(Dataset excerpts)
>>>>

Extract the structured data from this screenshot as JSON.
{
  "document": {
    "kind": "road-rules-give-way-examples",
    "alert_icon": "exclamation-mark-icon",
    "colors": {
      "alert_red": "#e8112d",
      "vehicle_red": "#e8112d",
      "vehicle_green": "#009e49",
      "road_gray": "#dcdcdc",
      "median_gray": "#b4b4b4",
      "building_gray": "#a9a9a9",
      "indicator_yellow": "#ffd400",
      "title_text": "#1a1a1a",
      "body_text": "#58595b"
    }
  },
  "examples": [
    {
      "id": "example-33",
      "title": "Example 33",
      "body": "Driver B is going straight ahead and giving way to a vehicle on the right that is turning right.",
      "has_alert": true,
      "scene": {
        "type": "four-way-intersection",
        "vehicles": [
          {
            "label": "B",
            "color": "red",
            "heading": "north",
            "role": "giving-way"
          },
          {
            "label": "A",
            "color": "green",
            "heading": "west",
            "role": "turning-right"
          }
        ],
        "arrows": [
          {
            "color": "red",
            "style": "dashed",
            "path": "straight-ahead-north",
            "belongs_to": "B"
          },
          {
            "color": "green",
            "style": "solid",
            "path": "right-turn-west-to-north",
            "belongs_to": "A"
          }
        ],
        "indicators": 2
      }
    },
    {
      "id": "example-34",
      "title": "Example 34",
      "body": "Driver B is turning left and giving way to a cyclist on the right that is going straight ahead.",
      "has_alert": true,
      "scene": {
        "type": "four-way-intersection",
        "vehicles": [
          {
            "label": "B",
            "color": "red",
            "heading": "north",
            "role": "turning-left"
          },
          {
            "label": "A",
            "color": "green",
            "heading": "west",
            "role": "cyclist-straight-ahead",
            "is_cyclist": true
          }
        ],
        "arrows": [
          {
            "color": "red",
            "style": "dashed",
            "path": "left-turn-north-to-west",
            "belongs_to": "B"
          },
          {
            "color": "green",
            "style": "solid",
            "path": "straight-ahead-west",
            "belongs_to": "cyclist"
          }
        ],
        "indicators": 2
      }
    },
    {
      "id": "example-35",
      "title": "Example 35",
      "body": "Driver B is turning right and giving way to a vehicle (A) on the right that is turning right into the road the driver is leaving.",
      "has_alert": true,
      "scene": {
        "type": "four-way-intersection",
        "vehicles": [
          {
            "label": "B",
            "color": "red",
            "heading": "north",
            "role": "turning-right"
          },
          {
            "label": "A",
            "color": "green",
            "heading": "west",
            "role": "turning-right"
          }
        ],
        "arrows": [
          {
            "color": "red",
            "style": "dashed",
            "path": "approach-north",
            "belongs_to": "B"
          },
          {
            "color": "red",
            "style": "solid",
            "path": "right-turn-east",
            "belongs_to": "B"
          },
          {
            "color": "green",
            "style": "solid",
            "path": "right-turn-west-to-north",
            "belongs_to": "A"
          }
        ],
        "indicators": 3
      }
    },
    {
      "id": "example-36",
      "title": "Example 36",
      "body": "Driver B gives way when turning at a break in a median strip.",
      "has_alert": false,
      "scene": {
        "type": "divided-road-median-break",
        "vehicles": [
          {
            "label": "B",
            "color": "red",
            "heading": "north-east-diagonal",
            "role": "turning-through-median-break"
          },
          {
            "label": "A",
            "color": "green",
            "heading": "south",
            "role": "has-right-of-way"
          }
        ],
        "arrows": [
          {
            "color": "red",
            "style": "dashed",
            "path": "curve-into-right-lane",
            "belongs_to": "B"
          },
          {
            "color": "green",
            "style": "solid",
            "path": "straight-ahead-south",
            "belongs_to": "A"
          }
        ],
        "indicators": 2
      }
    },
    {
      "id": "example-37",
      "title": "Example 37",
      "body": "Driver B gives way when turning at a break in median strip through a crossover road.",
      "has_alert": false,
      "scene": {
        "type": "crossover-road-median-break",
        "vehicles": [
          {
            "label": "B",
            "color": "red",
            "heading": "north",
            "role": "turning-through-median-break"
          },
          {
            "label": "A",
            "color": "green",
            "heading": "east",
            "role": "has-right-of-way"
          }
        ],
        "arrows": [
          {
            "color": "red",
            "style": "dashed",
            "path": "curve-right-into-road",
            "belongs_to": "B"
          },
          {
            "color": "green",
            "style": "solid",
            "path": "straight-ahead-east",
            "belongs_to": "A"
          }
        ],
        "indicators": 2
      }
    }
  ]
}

<<<<

_What to do_: Show every line in the entries where the string "path" occurs.

_Exercise answer_:
            "path": "straight-ahead-north",
            "path": "right-turn-west-to-north",
            "path": "left-turn-north-to-west",
            "path": "straight-ahead-west",
            "path": "approach-north",
            "path": "right-turn-east",
            "path": "right-turn-west-to-north",
            "path": "curve-into-right-lane",
            "path": "straight-ahead-south",
            "path": "curve-right-into-road",
            "path": "straight-ahead-east",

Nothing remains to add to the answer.